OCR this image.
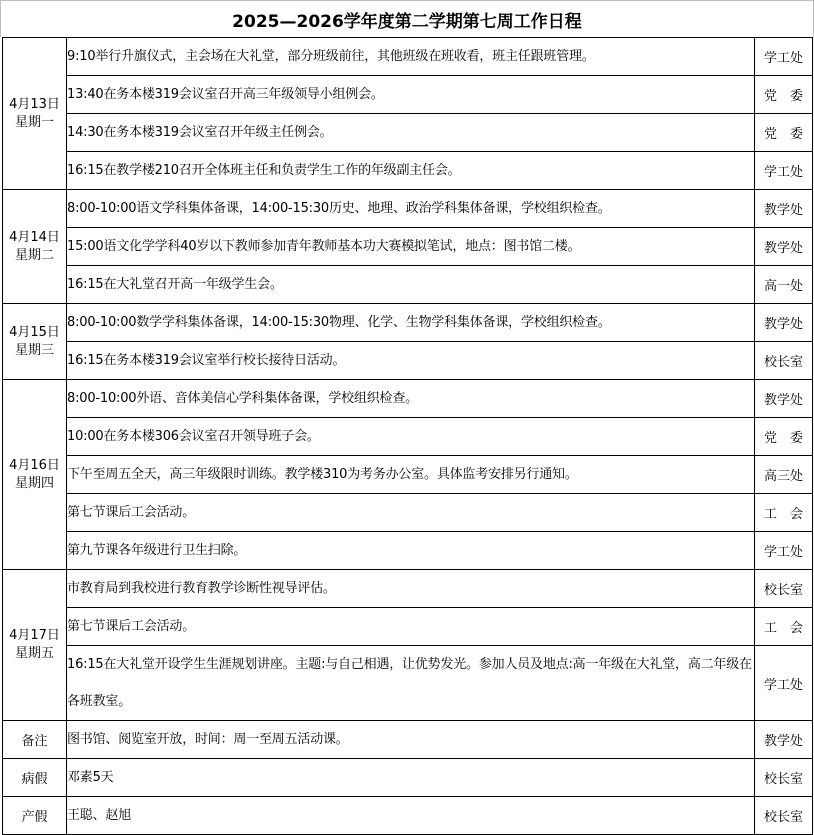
2025—2026学年度第二学期第七周工作日程
4月13日
星期一	9:10举行升旗仪式，主会场在大礼堂，部分班级前往，其他班级在班收看，班主任跟班管理。	学工处
	13:40在务本楼319会议室召开高三年级领导小组例会。	党　委
	14:30在务本楼319会议室召开年级主任例会。	党　委
	16:15在教学楼210召开全体班主任和负责学生工作的年级副主任会。	学工处

4月14日
星期二	8:00-10:00语文学科集体备课，14:00-15:30历史、地理、政治学科集体备课，学校组织检查。	教学处
	15:00语文化学学科40岁以下教师参加青年教师基本功大赛模拟笔试，地点：图书馆二楼。	教学处
	16:15在大礼堂召开高一年级学生会。	高一处

4月15日
星期三	8:00-10:00数学学科集体备课，14:00-15:30物理、化学、生物学科集体备课，学校组织检查。	教学处
	16:15在务本楼319会议室举行校长接待日活动。	校长室

4月16日
星期四	8:00-10:00外语、音体美信心学科集体备课，学校组织检查。	教学处
	10:00在务本楼306会议室召开领导班子会。	党　委
	下午至周五全天，高三年级限时训练。教学楼310为考务办公室。具体监考安排另行通知。	高三处
	第七节课后工会活动。	工　会
	第九节课各年级进行卫生扫除。	学工处

4月17日
星期五	市教育局到我校进行教育教学诊断性视导评估。	校长室
	第七节课后工会活动。	工　会
	16:15在大礼堂开设学生生涯规划讲座。主题:与自己相遇，让优势发光。参加人员及地点:高一年级在大礼堂，高二年级在各班教室。	学工处
备注	图书馆、阅览室开放，时间：周一至周五活动课。	教学处
病假	邓素5天	校长室
产假	王聪、赵旭	校长室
···
_Written problem_
Search the data for "学校组织检查". Copy every line that has it.

_Worked solution_
星期二	8:00-10:00语文学科集体备课，14:00-15:30历史、地理、政治学科集体备课，学校组织检查。	教学处
星期三	8:00-10:00数学学科集体备课，14:00-15:30物理、化学、生物学科集体备课，学校组织检查。	教学处
星期四	8:00-10:00外语、音体美信心学科集体备课，学校组织检查。	教学处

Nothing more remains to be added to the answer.